# start of EXTRACTED ENTRIES

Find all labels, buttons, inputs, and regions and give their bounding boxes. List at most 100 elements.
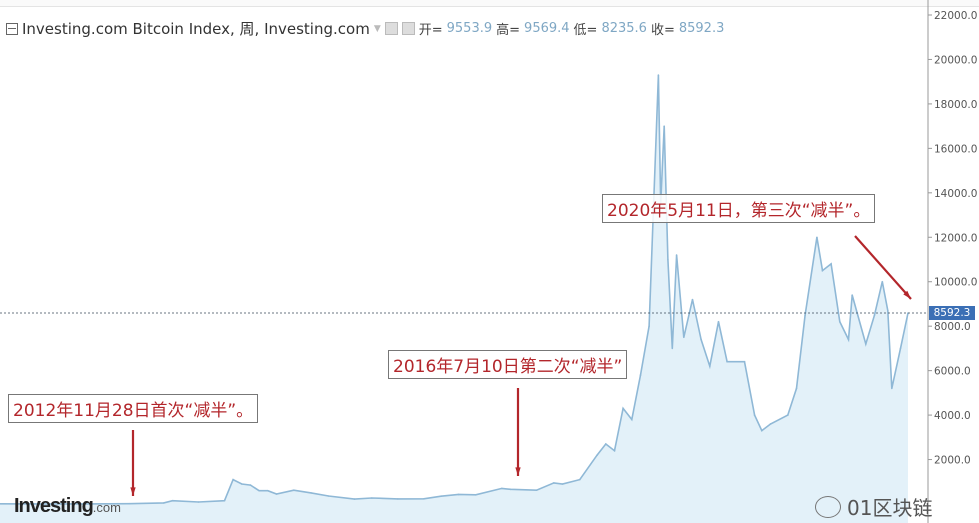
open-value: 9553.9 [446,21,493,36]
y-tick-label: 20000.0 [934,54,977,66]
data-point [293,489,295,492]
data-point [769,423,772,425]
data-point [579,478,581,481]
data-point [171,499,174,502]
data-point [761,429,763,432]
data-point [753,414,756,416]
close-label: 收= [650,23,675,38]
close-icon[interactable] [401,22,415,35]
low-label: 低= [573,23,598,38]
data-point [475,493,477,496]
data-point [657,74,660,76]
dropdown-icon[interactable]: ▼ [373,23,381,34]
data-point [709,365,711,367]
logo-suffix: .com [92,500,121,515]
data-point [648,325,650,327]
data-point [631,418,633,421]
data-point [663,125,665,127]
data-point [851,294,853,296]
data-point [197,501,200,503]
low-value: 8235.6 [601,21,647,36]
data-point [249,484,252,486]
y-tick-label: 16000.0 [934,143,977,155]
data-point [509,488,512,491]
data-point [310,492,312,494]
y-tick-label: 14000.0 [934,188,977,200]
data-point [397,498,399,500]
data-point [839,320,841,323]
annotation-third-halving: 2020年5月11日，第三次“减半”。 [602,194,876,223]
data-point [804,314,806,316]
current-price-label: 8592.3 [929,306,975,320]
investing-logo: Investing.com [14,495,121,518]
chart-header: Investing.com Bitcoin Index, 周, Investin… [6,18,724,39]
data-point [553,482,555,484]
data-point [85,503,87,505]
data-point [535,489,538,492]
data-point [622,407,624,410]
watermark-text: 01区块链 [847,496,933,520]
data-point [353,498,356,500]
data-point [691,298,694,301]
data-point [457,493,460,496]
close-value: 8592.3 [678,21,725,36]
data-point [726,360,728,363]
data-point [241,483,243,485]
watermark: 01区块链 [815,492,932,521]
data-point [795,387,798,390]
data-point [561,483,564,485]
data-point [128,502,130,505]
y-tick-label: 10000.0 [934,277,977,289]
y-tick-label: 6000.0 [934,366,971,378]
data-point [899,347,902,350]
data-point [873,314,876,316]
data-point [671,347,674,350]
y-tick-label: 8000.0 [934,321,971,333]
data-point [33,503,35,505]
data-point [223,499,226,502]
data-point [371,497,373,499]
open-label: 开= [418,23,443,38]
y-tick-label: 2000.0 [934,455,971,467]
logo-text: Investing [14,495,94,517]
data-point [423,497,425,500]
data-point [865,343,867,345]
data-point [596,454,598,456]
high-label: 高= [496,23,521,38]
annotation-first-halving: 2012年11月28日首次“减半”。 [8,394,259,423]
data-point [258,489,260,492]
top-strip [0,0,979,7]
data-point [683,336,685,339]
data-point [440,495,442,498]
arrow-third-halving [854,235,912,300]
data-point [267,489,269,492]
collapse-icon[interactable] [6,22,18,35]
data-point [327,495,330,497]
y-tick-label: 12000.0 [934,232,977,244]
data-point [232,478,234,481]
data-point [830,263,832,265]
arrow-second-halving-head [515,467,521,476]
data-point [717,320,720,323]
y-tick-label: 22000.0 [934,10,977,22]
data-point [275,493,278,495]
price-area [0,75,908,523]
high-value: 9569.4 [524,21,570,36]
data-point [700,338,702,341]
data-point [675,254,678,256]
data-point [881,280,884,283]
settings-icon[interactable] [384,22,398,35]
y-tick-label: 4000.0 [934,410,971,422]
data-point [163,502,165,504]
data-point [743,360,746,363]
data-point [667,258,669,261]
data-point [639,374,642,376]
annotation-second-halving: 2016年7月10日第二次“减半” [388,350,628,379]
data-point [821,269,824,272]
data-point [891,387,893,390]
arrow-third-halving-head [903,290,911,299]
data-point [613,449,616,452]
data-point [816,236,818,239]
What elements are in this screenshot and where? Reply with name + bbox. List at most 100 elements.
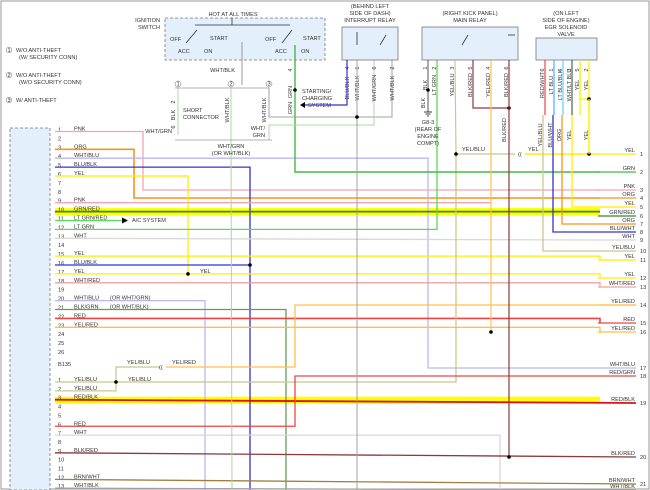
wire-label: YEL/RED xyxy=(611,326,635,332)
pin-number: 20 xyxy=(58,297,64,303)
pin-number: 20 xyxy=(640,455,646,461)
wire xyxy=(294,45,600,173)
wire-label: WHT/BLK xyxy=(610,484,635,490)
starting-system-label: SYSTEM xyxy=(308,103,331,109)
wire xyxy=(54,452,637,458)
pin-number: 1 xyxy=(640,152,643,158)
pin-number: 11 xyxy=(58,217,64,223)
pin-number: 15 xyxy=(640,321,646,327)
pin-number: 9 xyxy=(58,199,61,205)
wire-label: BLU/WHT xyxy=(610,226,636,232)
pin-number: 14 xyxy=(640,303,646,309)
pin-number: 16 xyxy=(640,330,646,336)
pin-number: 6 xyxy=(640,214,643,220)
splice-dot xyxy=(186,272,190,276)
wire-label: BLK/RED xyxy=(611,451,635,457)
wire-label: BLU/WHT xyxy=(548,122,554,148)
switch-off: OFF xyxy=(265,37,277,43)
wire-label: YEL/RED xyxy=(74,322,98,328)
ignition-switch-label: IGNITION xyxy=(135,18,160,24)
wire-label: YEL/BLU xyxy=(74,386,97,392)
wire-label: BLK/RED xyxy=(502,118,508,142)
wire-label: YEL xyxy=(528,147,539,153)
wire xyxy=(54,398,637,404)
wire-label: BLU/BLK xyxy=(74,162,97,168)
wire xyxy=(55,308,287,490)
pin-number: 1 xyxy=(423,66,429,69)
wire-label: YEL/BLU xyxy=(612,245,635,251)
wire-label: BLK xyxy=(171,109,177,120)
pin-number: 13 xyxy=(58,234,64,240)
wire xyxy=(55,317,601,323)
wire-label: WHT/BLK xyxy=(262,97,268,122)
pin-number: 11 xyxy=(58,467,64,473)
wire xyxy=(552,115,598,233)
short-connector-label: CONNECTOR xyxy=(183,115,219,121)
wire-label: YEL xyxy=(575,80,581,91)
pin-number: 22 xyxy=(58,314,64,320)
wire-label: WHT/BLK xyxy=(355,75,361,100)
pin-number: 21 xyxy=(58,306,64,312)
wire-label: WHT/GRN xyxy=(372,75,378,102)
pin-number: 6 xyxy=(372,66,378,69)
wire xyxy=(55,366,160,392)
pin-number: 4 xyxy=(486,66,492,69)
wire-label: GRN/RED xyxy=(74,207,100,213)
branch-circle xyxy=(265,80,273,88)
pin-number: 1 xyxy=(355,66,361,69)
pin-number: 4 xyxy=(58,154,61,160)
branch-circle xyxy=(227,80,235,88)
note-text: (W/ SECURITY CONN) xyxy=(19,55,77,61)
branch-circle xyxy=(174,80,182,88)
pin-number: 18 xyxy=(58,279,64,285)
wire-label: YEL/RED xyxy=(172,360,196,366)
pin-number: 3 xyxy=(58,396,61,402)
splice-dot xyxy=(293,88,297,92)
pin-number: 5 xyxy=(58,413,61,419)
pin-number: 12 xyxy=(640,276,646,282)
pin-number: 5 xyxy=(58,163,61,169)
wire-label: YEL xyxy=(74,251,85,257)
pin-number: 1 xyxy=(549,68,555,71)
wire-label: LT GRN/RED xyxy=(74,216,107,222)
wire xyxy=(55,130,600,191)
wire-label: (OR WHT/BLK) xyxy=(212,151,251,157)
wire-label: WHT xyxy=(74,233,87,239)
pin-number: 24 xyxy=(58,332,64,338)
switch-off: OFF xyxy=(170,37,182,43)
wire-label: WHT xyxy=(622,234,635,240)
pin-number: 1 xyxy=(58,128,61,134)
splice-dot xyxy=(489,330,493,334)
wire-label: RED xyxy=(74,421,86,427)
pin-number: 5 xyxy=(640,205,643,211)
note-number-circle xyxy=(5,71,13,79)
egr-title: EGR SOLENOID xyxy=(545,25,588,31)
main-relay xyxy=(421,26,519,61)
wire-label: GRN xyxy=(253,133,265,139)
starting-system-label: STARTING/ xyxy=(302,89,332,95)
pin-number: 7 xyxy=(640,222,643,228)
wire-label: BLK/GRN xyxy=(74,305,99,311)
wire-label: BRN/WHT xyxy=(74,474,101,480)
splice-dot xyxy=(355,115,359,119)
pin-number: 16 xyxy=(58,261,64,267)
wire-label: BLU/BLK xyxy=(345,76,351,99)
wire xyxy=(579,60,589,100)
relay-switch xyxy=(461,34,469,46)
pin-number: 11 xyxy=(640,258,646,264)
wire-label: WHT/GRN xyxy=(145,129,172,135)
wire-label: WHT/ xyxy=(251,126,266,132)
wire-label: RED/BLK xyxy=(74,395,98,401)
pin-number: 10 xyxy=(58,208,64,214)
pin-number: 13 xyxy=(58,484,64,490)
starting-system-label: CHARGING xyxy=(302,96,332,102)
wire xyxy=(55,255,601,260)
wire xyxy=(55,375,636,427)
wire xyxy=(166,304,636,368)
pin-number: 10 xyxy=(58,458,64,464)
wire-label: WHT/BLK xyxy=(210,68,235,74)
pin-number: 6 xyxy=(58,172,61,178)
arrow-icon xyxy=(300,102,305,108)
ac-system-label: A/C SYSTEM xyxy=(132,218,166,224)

# end of EXTRACTED ENTRIES

### WHAT IS NEEDED
Reproduce every line of the material above word for word, from the line containing "open-value: 9553.9 [446,21,493,36]" down to the line containing "low-label: 低= [573,23,598,38]", including both of those lines.

### OUTPUT FOR THIS TASK
open-value: 9553.9 [446,21,493,36]
y-tick-label: 20000.0 [934,54,977,66]
data-point [293,489,295,492]
data-point [769,423,772,425]
data-point [579,478,581,481]
data-point [171,499,174,502]
data-point [761,429,763,432]
data-point [753,414,756,416]
close-label: 收= [650,23,675,38]
close-icon[interactable] [401,22,415,35]
low-label: 低= [573,23,598,38]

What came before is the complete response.